## AIM OF THE TASK
Could you copy, word for word, only the lines from the one containing "Output a JSON" through the last line of the records below, both included?

Collected data entries
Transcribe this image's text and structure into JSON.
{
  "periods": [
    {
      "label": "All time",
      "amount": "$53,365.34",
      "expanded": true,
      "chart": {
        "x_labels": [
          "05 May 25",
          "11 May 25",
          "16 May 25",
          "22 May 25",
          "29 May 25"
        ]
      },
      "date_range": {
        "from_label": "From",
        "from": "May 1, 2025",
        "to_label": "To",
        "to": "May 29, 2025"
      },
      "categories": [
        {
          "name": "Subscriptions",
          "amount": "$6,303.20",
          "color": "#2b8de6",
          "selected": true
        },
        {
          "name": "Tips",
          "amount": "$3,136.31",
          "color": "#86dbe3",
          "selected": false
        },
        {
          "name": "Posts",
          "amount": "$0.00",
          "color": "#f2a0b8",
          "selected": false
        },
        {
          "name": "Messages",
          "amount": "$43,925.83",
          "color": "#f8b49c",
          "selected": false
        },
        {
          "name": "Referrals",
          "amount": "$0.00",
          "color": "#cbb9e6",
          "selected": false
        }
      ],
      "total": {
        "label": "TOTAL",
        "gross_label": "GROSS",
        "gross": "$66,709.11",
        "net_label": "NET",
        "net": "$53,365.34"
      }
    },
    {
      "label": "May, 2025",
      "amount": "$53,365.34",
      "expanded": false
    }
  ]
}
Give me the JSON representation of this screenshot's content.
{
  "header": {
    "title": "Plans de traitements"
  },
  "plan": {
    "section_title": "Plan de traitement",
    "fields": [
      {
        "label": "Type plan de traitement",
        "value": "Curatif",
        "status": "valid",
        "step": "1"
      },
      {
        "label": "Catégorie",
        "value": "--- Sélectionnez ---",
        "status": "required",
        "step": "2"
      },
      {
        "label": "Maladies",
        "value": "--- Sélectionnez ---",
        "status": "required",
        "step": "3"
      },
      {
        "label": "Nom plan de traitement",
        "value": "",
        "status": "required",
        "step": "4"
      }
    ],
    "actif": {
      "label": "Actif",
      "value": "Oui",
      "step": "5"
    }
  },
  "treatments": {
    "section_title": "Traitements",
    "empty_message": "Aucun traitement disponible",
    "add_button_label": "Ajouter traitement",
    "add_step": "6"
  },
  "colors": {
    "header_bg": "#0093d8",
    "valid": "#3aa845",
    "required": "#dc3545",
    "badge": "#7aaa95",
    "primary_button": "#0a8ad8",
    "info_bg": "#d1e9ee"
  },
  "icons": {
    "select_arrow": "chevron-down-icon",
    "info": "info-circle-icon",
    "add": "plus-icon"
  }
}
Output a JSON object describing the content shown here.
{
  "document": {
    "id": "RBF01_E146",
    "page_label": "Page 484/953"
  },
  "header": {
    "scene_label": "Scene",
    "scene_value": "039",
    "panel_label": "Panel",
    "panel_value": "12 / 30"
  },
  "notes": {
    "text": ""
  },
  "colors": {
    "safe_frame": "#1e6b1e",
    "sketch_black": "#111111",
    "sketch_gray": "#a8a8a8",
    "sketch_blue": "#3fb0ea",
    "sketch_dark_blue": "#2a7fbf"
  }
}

## IN RESPONSE
Output a JSON object describing the content shown here.
{
  "document": {
    "id": "RBF01_E146",
    "page_label": "Page 484/953"
  },
  "header": {
    "scene_label": "Scene",
    "scene_value": "039",
    "panel_label": "Panel",
    "panel_value": "12 / 30"
  },
  "notes": {
    "text": ""
  },
  "colors": {
    "safe_frame": "#1e6b1e",
    "sketch_black": "#111111",
    "sketch_gray": "#a8a8a8",
    "sketch_blue": "#3fb0ea",
    "sketch_dark_blue": "#2a7fbf"
  }
}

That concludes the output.